● Problem details
Copy each line that contains the string "marker".

● Task input
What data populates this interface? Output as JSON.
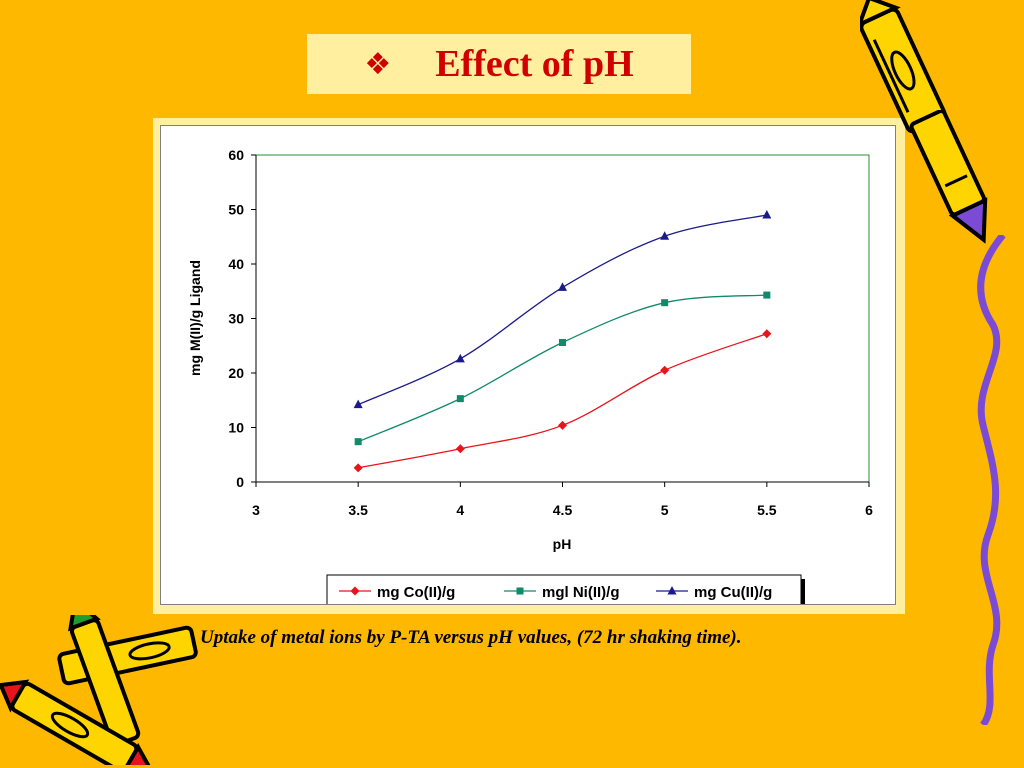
{
  "slide": {
    "bullet_glyph": "❖",
    "title": "Effect of pH",
    "caption": "Uptake of metal ions by P-TA versus pH values, (72 hr shaking time).",
    "colors": {
      "background": "#FFB800",
      "title": "#D10000",
      "title_box": "#FFEF9E"
    }
  },
  "chart_data": {
    "type": "line",
    "xlabel": "pH",
    "ylabel": "mg M(II)/g Ligand",
    "xlim": [
      3,
      6
    ],
    "ylim": [
      0,
      60
    ],
    "x_ticks": [
      "3",
      "3.5",
      "4",
      "4.5",
      "5",
      "5.5",
      "6"
    ],
    "y_ticks": [
      "0",
      "10",
      "20",
      "30",
      "40",
      "50",
      "60"
    ],
    "x": [
      3.5,
      4,
      4.5,
      5,
      5.5
    ],
    "series": [
      {
        "name": "mg Co(II)/g",
        "marker": "diamond",
        "color": "#E8141C",
        "values": [
          2.6,
          6.1,
          10.4,
          20.5,
          27.2
        ]
      },
      {
        "name": "mgl Ni(II)/g",
        "marker": "square",
        "color": "#108A6A",
        "values": [
          7.4,
          15.3,
          25.6,
          32.9,
          34.3
        ]
      },
      {
        "name": "mg Cu(II)/g",
        "marker": "triangle",
        "color": "#1A1A8C",
        "values": [
          14.2,
          22.6,
          35.7,
          45.1,
          49.0
        ]
      }
    ],
    "grid": false,
    "legend_position": "bottom"
  }
}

● Completed exercise
        "marker": "diamond",
        "marker": "square",
        "marker": "triangle",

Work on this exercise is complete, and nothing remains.